▼

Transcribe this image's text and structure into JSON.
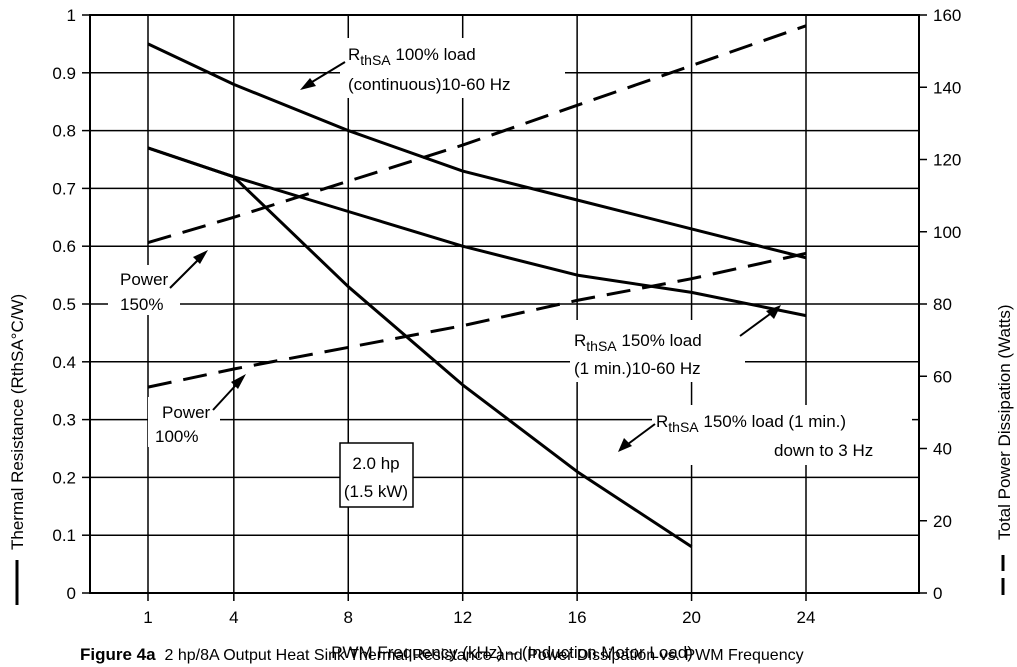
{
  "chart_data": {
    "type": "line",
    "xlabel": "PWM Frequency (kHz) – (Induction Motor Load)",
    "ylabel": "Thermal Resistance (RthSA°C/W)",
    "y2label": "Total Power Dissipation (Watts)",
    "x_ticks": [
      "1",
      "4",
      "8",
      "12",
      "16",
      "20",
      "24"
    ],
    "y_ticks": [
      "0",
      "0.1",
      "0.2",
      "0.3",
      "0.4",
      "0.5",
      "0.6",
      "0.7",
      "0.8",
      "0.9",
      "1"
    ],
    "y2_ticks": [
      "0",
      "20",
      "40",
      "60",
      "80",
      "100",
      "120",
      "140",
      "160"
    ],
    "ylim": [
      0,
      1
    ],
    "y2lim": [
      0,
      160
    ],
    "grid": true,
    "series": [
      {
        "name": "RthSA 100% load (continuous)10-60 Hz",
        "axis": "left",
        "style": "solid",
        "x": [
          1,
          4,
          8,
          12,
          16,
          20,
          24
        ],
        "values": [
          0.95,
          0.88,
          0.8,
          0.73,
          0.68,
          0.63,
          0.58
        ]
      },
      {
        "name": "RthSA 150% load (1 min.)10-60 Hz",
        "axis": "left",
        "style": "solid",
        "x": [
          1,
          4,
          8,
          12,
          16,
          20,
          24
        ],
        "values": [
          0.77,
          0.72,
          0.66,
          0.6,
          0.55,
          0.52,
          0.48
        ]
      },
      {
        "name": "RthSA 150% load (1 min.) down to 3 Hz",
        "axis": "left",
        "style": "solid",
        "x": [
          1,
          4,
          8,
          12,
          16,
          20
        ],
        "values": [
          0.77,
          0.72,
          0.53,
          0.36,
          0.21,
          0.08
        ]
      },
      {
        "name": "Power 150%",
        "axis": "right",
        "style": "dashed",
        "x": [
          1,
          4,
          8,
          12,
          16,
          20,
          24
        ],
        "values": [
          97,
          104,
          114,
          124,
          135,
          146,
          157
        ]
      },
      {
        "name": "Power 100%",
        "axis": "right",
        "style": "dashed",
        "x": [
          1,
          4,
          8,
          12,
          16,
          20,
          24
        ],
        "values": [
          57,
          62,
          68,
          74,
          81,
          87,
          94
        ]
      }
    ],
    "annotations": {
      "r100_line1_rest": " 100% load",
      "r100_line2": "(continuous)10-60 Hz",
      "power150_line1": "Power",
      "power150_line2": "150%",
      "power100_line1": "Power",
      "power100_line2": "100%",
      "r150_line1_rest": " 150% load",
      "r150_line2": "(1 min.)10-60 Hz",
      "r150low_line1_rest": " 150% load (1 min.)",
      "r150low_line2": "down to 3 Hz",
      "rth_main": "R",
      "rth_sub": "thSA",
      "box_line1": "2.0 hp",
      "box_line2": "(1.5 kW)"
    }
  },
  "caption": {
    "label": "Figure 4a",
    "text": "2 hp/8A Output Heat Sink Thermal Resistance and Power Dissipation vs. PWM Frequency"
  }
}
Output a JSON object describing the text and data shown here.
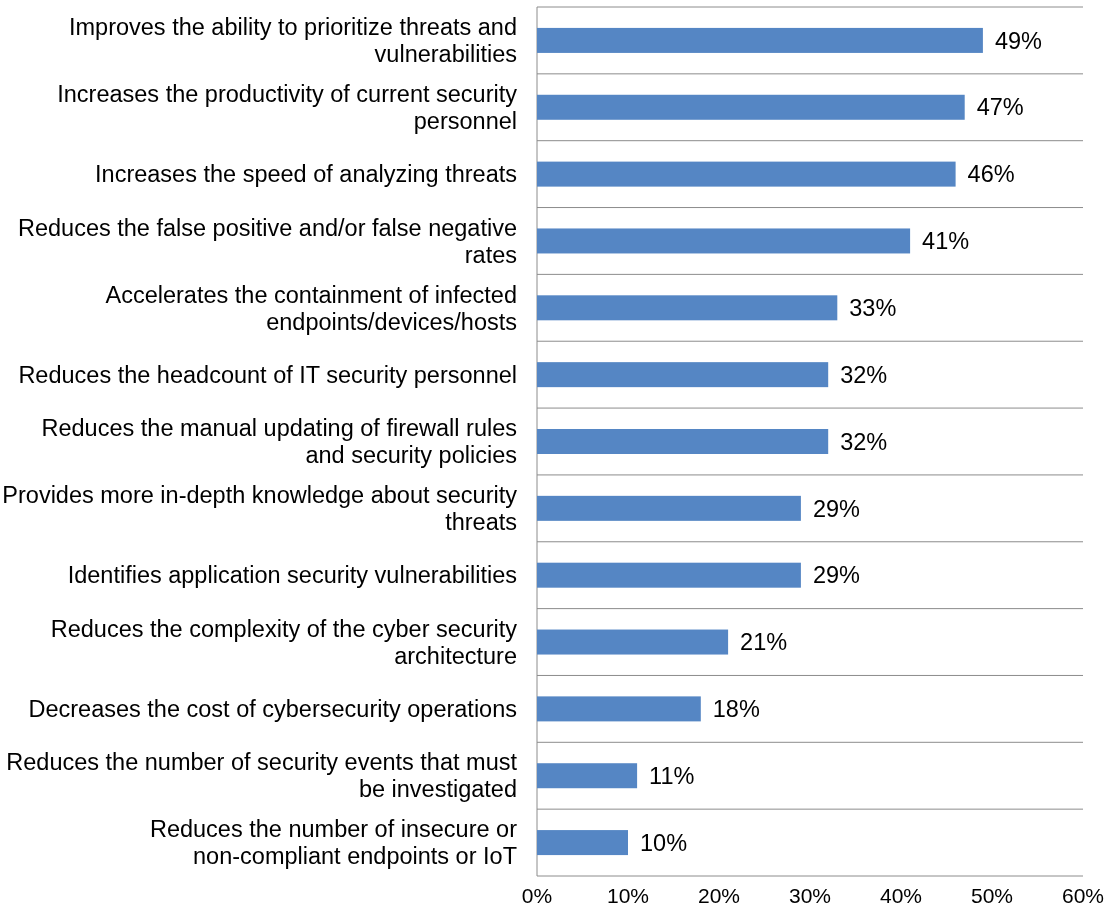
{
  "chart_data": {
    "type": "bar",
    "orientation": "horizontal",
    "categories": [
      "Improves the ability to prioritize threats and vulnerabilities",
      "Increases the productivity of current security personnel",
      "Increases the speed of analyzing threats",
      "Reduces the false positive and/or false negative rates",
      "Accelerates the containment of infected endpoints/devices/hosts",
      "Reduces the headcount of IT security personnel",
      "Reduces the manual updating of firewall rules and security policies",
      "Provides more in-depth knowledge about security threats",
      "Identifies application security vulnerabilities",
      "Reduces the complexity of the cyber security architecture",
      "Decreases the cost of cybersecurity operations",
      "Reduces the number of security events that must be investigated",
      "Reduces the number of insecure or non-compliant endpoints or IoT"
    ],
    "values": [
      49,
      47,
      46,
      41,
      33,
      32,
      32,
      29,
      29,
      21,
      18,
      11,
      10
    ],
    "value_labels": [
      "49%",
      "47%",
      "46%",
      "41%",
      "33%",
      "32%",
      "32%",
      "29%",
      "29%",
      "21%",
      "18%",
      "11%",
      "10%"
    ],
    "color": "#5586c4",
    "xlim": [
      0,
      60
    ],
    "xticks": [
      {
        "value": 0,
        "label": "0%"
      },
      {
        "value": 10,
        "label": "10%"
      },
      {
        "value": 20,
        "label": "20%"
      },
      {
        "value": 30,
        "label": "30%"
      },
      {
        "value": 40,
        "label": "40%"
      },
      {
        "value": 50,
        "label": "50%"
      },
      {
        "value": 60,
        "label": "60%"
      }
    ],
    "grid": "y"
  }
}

▲

▶ WHAT IS EXPECTED
Copy out all of the material exactly as written, without its pictures.

▶ RESULT FOR THIS EXERCISE
Transcribe this image's text and structure into JSON.
{
  "chart_data": {
    "type": "line",
    "xlabel": "PWM Frequency (kHz) – (Induction Motor Load)",
    "ylabel": "Thermal Resistance (RthSA°C/W)",
    "y2label": "Total Power Dissipation (Watts)",
    "x_ticks": [
      "1",
      "4",
      "8",
      "12",
      "16",
      "20",
      "24"
    ],
    "y_ticks": [
      "0",
      "0.1",
      "0.2",
      "0.3",
      "0.4",
      "0.5",
      "0.6",
      "0.7",
      "0.8",
      "0.9",
      "1"
    ],
    "y2_ticks": [
      "0",
      "20",
      "40",
      "60",
      "80",
      "100",
      "120",
      "140",
      "160"
    ],
    "ylim": [
      0,
      1
    ],
    "y2lim": [
      0,
      160
    ],
    "grid": true,
    "series": [
      {
        "name": "RthSA 100% load (continuous)10-60 Hz",
        "axis": "left",
        "style": "solid",
        "x": [
          1,
          4,
          8,
          12,
          16,
          20,
          24
        ],
        "values": [
          0.95,
          0.88,
          0.8,
          0.73,
          0.68,
          0.63,
          0.58
        ]
      },
      {
        "name": "RthSA 150% load (1 min.)10-60 Hz",
        "axis": "left",
        "style": "solid",
        "x": [
          1,
          4,
          8,
          12,
          16,
          20,
          24
        ],
        "values": [
          0.77,
          0.72,
          0.66,
          0.6,
          0.55,
          0.52,
          0.48
        ]
      },
      {
        "name": "RthSA 150% load (1 min.) down to 3 Hz",
        "axis": "left",
        "style": "solid",
        "x": [
          1,
          4,
          8,
          12,
          16,
          20
        ],
        "values": [
          0.77,
          0.72,
          0.53,
          0.36,
          0.21,
          0.08
        ]
      },
      {
        "name": "Power 150%",
        "axis": "right",
        "style": "dashed",
        "x": [
          1,
          4,
          8,
          12,
          16,
          20,
          24
        ],
        "values": [
          97,
          104,
          114,
          124,
          135,
          146,
          157
        ]
      },
      {
        "name": "Power 100%",
        "axis": "right",
        "style": "dashed",
        "x": [
          1,
          4,
          8,
          12,
          16,
          20,
          24
        ],
        "values": [
          57,
          62,
          68,
          74,
          81,
          87,
          94
        ]
      }
    ],
    "annotations": {
      "r100_line1_rest": " 100% load",
      "r100_line2": "(continuous)10-60 Hz",
      "power150_line1": "Power",
      "power150_line2": "150%",
      "power100_line1": "Power",
      "power100_line2": "100%",
      "r150_line1_rest": " 150% load",
      "r150_line2": "(1 min.)10-60 Hz",
      "r150low_line1_rest": " 150% load (1 min.)",
      "r150low_line2": "down to 3 Hz",
      "rth_main": "R",
      "rth_sub": "thSA",
      "box_line1": "2.0 hp",
      "box_line2": "(1.5 kW)"
    }
  },
  "caption": {
    "label": "Figure 4a",
    "text": "2 hp/8A Output Heat Sink Thermal Resistance and Power Dissipation vs. PWM Frequency"
  }
}
Output a JSON object describing the text and data shown here.
{
  "chart_data": {
    "type": "bar",
    "orientation": "horizontal",
    "categories": [
      "Improves the ability to prioritize threats and vulnerabilities",
      "Increases the productivity of current security personnel",
      "Increases the speed of analyzing threats",
      "Reduces the false positive and/or false negative rates",
      "Accelerates the containment of infected endpoints/devices/hosts",
      "Reduces the headcount of IT security personnel",
      "Reduces the manual updating of firewall rules and security policies",
      "Provides more in-depth knowledge about security threats",
      "Identifies application security vulnerabilities",
      "Reduces the complexity of the cyber security architecture",
      "Decreases the cost of cybersecurity operations",
      "Reduces the number of security events that must be investigated",
      "Reduces the number of insecure or non-compliant endpoints or IoT"
    ],
    "values": [
      49,
      47,
      46,
      41,
      33,
      32,
      32,
      29,
      29,
      21,
      18,
      11,
      10
    ],
    "value_labels": [
      "49%",
      "47%",
      "46%",
      "41%",
      "33%",
      "32%",
      "32%",
      "29%",
      "29%",
      "21%",
      "18%",
      "11%",
      "10%"
    ],
    "color": "#5586c4",
    "xlim": [
      0,
      60
    ],
    "xticks": [
      {
        "value": 0,
        "label": "0%"
      },
      {
        "value": 10,
        "label": "10%"
      },
      {
        "value": 20,
        "label": "20%"
      },
      {
        "value": 30,
        "label": "30%"
      },
      {
        "value": 40,
        "label": "40%"
      },
      {
        "value": 50,
        "label": "50%"
      },
      {
        "value": 60,
        "label": "60%"
      }
    ],
    "grid": "y"
  }
}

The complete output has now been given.